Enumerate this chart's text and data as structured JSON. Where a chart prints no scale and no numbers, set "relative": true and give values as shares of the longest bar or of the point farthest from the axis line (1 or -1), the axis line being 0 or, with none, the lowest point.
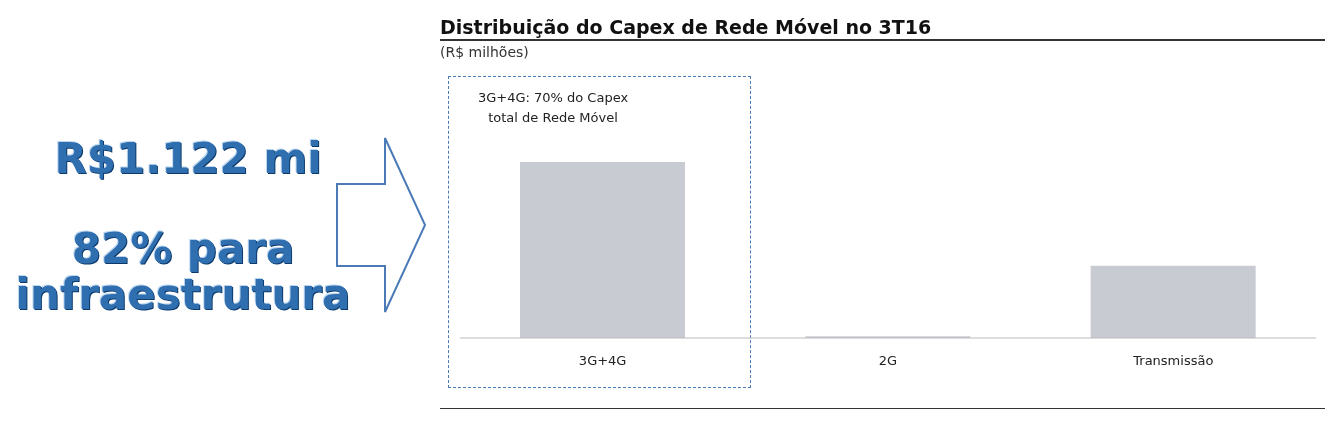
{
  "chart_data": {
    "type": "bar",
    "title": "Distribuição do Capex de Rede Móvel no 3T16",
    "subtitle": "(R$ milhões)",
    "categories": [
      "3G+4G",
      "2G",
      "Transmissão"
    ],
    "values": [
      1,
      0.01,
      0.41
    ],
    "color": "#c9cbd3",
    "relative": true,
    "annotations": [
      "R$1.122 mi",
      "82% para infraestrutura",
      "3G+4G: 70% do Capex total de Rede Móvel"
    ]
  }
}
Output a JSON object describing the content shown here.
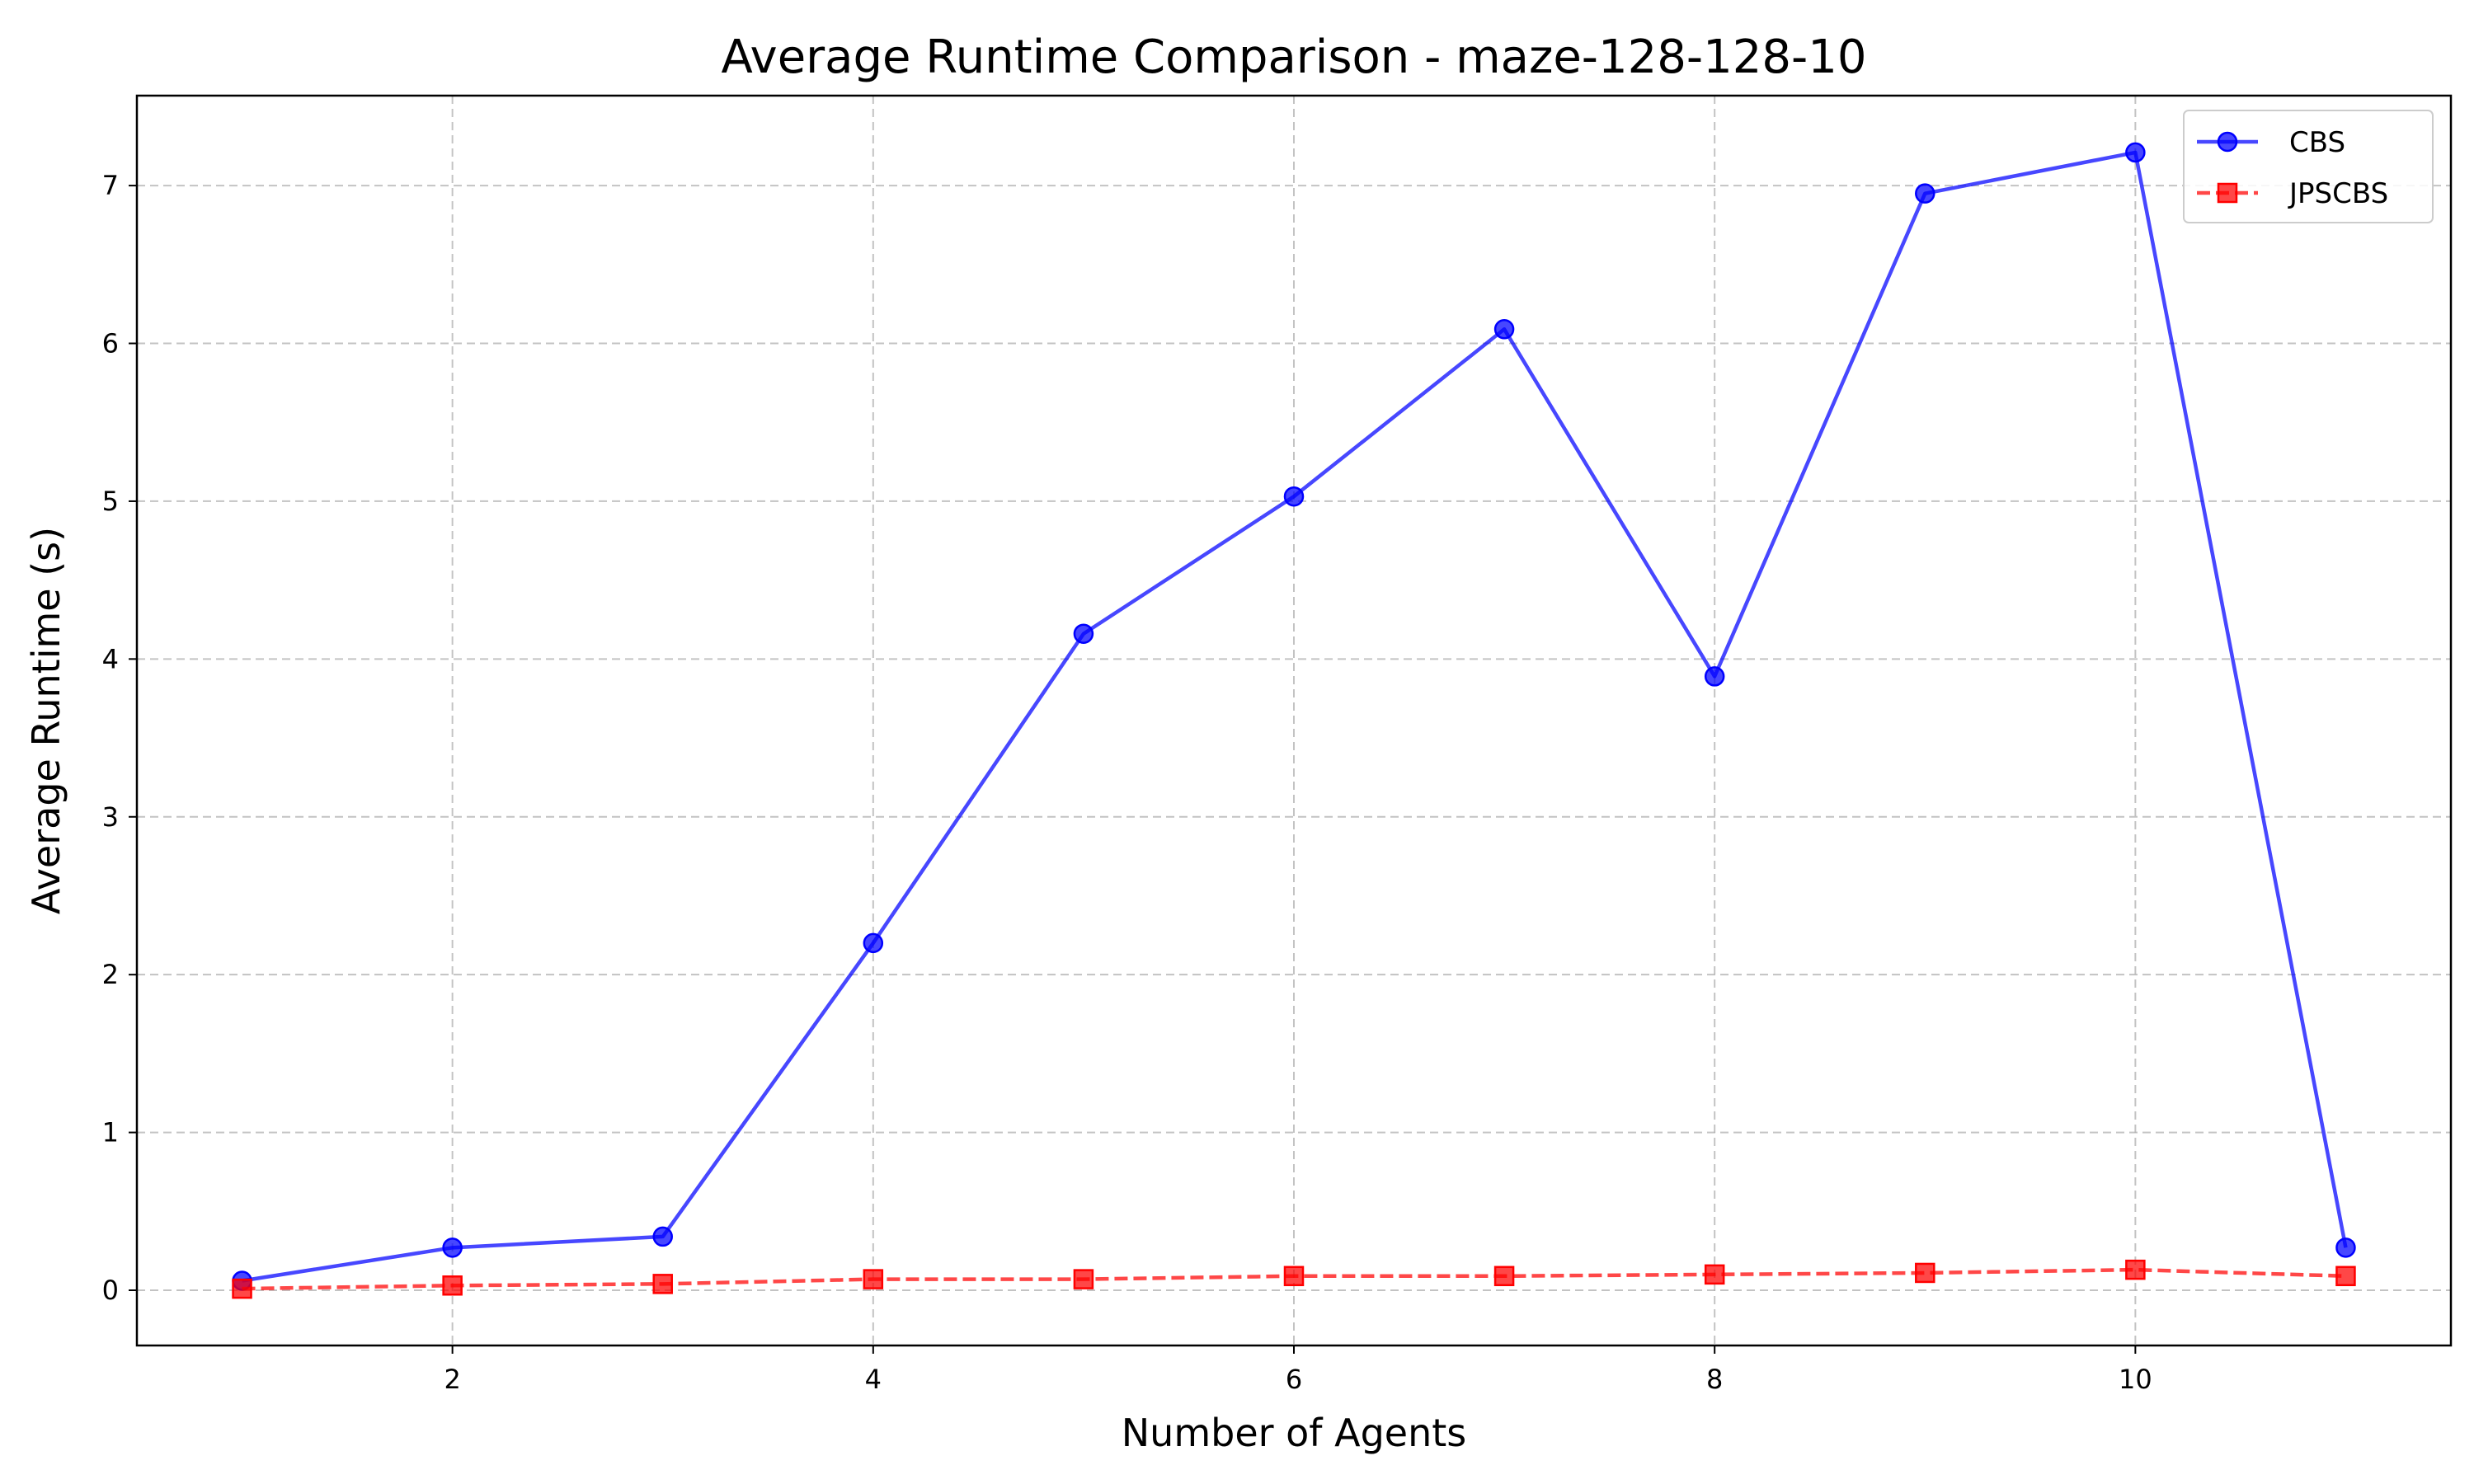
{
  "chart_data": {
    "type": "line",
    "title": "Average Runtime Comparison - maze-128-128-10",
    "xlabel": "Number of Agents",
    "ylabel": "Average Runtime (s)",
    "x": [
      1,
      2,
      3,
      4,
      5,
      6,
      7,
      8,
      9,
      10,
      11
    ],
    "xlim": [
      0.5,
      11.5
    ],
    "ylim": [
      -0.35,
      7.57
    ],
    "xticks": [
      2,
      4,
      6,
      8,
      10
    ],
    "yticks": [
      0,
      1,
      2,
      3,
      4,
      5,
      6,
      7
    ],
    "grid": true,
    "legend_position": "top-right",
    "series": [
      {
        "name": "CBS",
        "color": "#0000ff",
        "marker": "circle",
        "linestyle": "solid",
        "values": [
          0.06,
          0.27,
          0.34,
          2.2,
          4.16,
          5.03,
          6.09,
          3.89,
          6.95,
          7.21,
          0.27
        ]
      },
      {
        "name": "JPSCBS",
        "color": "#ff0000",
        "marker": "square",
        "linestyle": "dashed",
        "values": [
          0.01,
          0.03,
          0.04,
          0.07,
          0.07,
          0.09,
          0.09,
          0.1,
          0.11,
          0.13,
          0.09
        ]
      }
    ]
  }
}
++++++++
Copy each line exactly, and leave the pictures out of your copy.

Enumerate this chart's text and data as structured JSON. Where a chart prints no scale and no numbers, set "relative": true and give values as shares of the longest bar or of the point farthest from the axis line (1 or -1), the axis line being 0 or, with none, the lowest point.
{
  "chart_data": {
    "type": "bar",
    "title": "Distribuição do Capex de Rede Móvel no 3T16",
    "subtitle": "(R$ milhões)",
    "categories": [
      "3G+4G",
      "2G",
      "Transmissão"
    ],
    "values": [
      1,
      0.01,
      0.41
    ],
    "color": "#c9cbd3",
    "relative": true,
    "annotations": [
      "R$1.122 mi",
      "82% para infraestrutura",
      "3G+4G: 70% do Capex total de Rede Móvel"
    ]
  }
}
Output a JSON object describing the content shown here.
{
  "chart_data": {
    "type": "line",
    "title": "Average Runtime Comparison - maze-128-128-10",
    "xlabel": "Number of Agents",
    "ylabel": "Average Runtime (s)",
    "x": [
      1,
      2,
      3,
      4,
      5,
      6,
      7,
      8,
      9,
      10,
      11
    ],
    "xlim": [
      0.5,
      11.5
    ],
    "ylim": [
      -0.35,
      7.57
    ],
    "xticks": [
      2,
      4,
      6,
      8,
      10
    ],
    "yticks": [
      0,
      1,
      2,
      3,
      4,
      5,
      6,
      7
    ],
    "grid": true,
    "legend_position": "top-right",
    "series": [
      {
        "name": "CBS",
        "color": "#0000ff",
        "marker": "circle",
        "linestyle": "solid",
        "values": [
          0.06,
          0.27,
          0.34,
          2.2,
          4.16,
          5.03,
          6.09,
          3.89,
          6.95,
          7.21,
          0.27
        ]
      },
      {
        "name": "JPSCBS",
        "color": "#ff0000",
        "marker": "square",
        "linestyle": "dashed",
        "values": [
          0.01,
          0.03,
          0.04,
          0.07,
          0.07,
          0.09,
          0.09,
          0.1,
          0.11,
          0.13,
          0.09
        ]
      }
    ]
  }
}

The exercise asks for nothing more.